____ DATA FOR PROCESSING

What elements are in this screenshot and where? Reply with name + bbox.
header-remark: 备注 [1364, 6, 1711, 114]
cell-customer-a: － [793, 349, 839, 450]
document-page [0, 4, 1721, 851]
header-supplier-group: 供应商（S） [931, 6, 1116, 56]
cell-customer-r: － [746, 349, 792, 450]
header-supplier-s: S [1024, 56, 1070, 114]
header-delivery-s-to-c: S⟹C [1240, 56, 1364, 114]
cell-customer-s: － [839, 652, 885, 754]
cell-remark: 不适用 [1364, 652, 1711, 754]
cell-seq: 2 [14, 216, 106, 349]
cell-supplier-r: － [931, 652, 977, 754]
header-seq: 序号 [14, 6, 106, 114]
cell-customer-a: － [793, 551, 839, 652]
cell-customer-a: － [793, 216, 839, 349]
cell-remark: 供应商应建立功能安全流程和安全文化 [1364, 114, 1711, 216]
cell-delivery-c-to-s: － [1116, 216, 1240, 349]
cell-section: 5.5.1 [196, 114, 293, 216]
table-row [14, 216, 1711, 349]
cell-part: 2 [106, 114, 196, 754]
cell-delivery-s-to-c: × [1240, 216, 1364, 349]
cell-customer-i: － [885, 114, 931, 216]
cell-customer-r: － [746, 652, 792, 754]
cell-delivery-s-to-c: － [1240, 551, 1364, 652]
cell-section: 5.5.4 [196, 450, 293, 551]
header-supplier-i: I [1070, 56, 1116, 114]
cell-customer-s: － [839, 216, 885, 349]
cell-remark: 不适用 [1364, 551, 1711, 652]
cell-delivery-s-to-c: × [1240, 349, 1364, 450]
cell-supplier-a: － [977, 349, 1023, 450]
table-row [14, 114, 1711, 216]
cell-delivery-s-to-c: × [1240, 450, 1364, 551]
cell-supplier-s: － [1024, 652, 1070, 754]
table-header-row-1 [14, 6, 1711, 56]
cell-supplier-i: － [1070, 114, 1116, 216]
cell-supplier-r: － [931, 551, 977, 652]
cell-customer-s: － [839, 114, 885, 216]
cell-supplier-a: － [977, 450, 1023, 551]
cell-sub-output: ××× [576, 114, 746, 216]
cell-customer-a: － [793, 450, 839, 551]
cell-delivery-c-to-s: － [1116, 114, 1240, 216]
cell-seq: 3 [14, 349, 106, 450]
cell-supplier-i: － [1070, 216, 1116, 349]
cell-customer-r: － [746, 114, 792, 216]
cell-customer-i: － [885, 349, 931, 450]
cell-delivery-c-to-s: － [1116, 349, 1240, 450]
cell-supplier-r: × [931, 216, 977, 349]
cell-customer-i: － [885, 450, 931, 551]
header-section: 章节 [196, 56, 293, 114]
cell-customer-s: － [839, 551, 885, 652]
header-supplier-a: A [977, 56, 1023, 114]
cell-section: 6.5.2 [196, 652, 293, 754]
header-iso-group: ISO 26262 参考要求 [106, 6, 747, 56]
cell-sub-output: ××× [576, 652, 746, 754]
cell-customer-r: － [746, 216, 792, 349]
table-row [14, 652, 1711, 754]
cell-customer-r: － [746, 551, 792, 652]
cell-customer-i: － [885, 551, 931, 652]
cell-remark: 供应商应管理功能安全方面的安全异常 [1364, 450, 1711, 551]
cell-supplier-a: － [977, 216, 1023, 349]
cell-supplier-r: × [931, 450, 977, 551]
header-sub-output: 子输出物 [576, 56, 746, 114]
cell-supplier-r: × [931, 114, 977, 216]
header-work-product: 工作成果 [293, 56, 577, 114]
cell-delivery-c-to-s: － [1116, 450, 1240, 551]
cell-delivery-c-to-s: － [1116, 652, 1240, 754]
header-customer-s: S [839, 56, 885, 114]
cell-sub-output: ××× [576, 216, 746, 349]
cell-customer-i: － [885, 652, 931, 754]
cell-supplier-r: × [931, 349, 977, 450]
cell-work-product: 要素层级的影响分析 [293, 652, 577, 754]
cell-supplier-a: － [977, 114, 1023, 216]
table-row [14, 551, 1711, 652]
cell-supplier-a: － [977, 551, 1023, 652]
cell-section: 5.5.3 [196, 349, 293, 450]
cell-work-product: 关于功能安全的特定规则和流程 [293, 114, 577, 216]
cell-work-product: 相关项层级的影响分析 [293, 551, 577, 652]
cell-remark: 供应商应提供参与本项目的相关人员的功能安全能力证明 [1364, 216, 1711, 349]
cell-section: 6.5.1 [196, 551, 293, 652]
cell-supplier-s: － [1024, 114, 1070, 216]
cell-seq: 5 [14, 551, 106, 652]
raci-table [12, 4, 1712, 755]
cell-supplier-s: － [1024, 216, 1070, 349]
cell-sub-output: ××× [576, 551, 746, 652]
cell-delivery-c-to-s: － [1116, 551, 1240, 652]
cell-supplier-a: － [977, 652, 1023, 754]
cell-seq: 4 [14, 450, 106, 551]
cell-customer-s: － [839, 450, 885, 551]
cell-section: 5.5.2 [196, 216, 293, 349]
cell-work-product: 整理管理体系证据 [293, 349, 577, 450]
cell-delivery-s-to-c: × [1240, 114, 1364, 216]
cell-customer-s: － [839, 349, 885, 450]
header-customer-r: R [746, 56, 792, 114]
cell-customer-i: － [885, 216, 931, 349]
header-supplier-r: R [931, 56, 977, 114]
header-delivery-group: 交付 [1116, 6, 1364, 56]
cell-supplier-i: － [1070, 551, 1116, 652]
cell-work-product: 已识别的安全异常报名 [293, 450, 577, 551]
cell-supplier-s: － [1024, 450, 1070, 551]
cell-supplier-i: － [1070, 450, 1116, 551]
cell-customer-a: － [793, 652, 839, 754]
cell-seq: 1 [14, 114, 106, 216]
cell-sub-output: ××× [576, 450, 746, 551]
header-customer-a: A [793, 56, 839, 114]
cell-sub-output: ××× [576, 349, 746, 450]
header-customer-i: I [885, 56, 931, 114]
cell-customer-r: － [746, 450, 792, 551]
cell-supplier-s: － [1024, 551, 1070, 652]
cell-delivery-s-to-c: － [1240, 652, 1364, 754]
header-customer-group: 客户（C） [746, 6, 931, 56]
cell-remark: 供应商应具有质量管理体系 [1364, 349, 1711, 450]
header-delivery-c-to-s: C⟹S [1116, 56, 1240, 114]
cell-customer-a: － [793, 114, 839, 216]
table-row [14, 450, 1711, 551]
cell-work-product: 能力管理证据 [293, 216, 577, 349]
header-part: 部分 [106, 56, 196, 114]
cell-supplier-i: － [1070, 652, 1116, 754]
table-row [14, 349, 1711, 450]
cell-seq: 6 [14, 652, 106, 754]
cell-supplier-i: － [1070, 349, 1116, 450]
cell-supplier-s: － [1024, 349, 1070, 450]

________

--- EXERCISE AIM ---
Reproduce every line of the records above verbatim, in the same order.

--- FINISHED ANSWER ---
What elements are in this screenshot and where? Reply with name + bbox.
header-remark: 备注 [1364, 6, 1711, 114]
cell-customer-a: － [793, 349, 839, 450]
document-page [0, 4, 1721, 851]
header-supplier-group: 供应商（S） [931, 6, 1116, 56]
cell-customer-r: － [746, 349, 792, 450]
header-supplier-s: S [1024, 56, 1070, 114]
header-delivery-s-to-c: S⟹C [1240, 56, 1364, 114]
cell-customer-s: － [839, 652, 885, 754]
cell-remark: 不适用 [1364, 652, 1711, 754]
cell-seq: 2 [14, 216, 106, 349]
cell-supplier-r: － [931, 652, 977, 754]
header-seq: 序号 [14, 6, 106, 114]
cell-customer-a: － [793, 551, 839, 652]
cell-customer-a: － [793, 216, 839, 349]
cell-remark: 供应商应建立功能安全流程和安全文化 [1364, 114, 1711, 216]
cell-delivery-c-to-s: － [1116, 216, 1240, 349]
cell-section: 5.5.1 [196, 114, 293, 216]
table-row [14, 216, 1711, 349]
cell-part: 2 [106, 114, 196, 754]
cell-delivery-s-to-c: × [1240, 216, 1364, 349]
cell-customer-i: － [885, 114, 931, 216]
cell-customer-r: － [746, 652, 792, 754]
cell-delivery-s-to-c: － [1240, 551, 1364, 652]
cell-section: 5.5.4 [196, 450, 293, 551]
header-supplier-i: I [1070, 56, 1116, 114]
cell-customer-s: － [839, 216, 885, 349]
cell-remark: 不适用 [1364, 551, 1711, 652]
cell-delivery-s-to-c: × [1240, 349, 1364, 450]
cell-supplier-a: － [977, 349, 1023, 450]
table-row [14, 114, 1711, 216]
cell-delivery-s-to-c: × [1240, 450, 1364, 551]
cell-supplier-s: － [1024, 652, 1070, 754]
table-header-row-1 [14, 6, 1711, 56]
cell-supplier-i: － [1070, 114, 1116, 216]
cell-supplier-r: － [931, 551, 977, 652]
cell-customer-s: － [839, 114, 885, 216]
cell-supplier-a: － [977, 450, 1023, 551]
cell-sub-output: ××× [576, 114, 746, 216]
cell-customer-a: － [793, 450, 839, 551]
cell-delivery-c-to-s: － [1116, 114, 1240, 216]
cell-seq: 3 [14, 349, 106, 450]
cell-supplier-i: － [1070, 216, 1116, 349]
cell-customer-r: － [746, 114, 792, 216]
cell-customer-i: － [885, 349, 931, 450]
cell-delivery-c-to-s: － [1116, 349, 1240, 450]
cell-supplier-r: × [931, 216, 977, 349]
cell-customer-i: － [885, 450, 931, 551]
header-section: 章节 [196, 56, 293, 114]
cell-customer-s: － [839, 551, 885, 652]
header-supplier-a: A [977, 56, 1023, 114]
cell-section: 6.5.2 [196, 652, 293, 754]
header-iso-group: ISO 26262 参考要求 [106, 6, 747, 56]
cell-sub-output: ××× [576, 652, 746, 754]
cell-customer-r: － [746, 216, 792, 349]
table-row [14, 652, 1711, 754]
cell-customer-r: － [746, 551, 792, 652]
cell-customer-i: － [885, 551, 931, 652]
cell-remark: 供应商应管理功能安全方面的安全异常 [1364, 450, 1711, 551]
cell-supplier-a: － [977, 216, 1023, 349]
cell-supplier-r: × [931, 450, 977, 551]
header-sub-output: 子输出物 [576, 56, 746, 114]
cell-supplier-r: × [931, 114, 977, 216]
header-work-product: 工作成果 [293, 56, 577, 114]
cell-delivery-c-to-s: － [1116, 450, 1240, 551]
cell-delivery-c-to-s: － [1116, 652, 1240, 754]
header-customer-s: S [839, 56, 885, 114]
cell-sub-output: ××× [576, 216, 746, 349]
cell-customer-i: － [885, 652, 931, 754]
cell-supplier-r: × [931, 349, 977, 450]
cell-work-product: 要素层级的影响分析 [293, 652, 577, 754]
cell-supplier-a: － [977, 114, 1023, 216]
table-row [14, 551, 1711, 652]
cell-supplier-a: － [977, 551, 1023, 652]
cell-section: 5.5.3 [196, 349, 293, 450]
cell-work-product: 关于功能安全的特定规则和流程 [293, 114, 577, 216]
cell-work-product: 相关项层级的影响分析 [293, 551, 577, 652]
cell-remark: 供应商应提供参与本项目的相关人员的功能安全能力证明 [1364, 216, 1711, 349]
cell-section: 6.5.1 [196, 551, 293, 652]
cell-supplier-s: － [1024, 114, 1070, 216]
cell-seq: 5 [14, 551, 106, 652]
raci-table [12, 4, 1712, 755]
cell-supplier-s: － [1024, 216, 1070, 349]
cell-sub-output: ××× [576, 551, 746, 652]
cell-delivery-c-to-s: － [1116, 551, 1240, 652]
cell-supplier-a: － [977, 652, 1023, 754]
cell-seq: 4 [14, 450, 106, 551]
cell-customer-s: － [839, 450, 885, 551]
cell-section: 5.5.2 [196, 216, 293, 349]
cell-work-product: 整理管理体系证据 [293, 349, 577, 450]
cell-delivery-s-to-c: × [1240, 114, 1364, 216]
cell-customer-s: － [839, 349, 885, 450]
header-customer-r: R [746, 56, 792, 114]
cell-customer-i: － [885, 216, 931, 349]
header-supplier-r: R [931, 56, 977, 114]
header-delivery-group: 交付 [1116, 6, 1364, 56]
cell-supplier-i: － [1070, 551, 1116, 652]
cell-work-product: 已识别的安全异常报名 [293, 450, 577, 551]
cell-supplier-s: － [1024, 450, 1070, 551]
cell-supplier-i: － [1070, 450, 1116, 551]
cell-customer-a: － [793, 652, 839, 754]
cell-seq: 1 [14, 114, 106, 216]
cell-sub-output: ××× [576, 450, 746, 551]
header-customer-a: A [793, 56, 839, 114]
cell-sub-output: ××× [576, 349, 746, 450]
header-customer-i: I [885, 56, 931, 114]
cell-customer-r: － [746, 450, 792, 551]
cell-supplier-s: － [1024, 551, 1070, 652]
cell-delivery-s-to-c: － [1240, 652, 1364, 754]
header-customer-group: 客户（C） [746, 6, 931, 56]
cell-remark: 供应商应具有质量管理体系 [1364, 349, 1711, 450]
header-delivery-c-to-s: C⟹S [1116, 56, 1240, 114]
cell-customer-a: － [793, 114, 839, 216]
table-row [14, 450, 1711, 551]
cell-work-product: 能力管理证据 [293, 216, 577, 349]
header-part: 部分 [106, 56, 196, 114]
cell-supplier-i: － [1070, 652, 1116, 754]
table-row [14, 349, 1711, 450]
cell-seq: 6 [14, 652, 106, 754]
cell-supplier-i: － [1070, 349, 1116, 450]
cell-supplier-s: － [1024, 349, 1070, 450]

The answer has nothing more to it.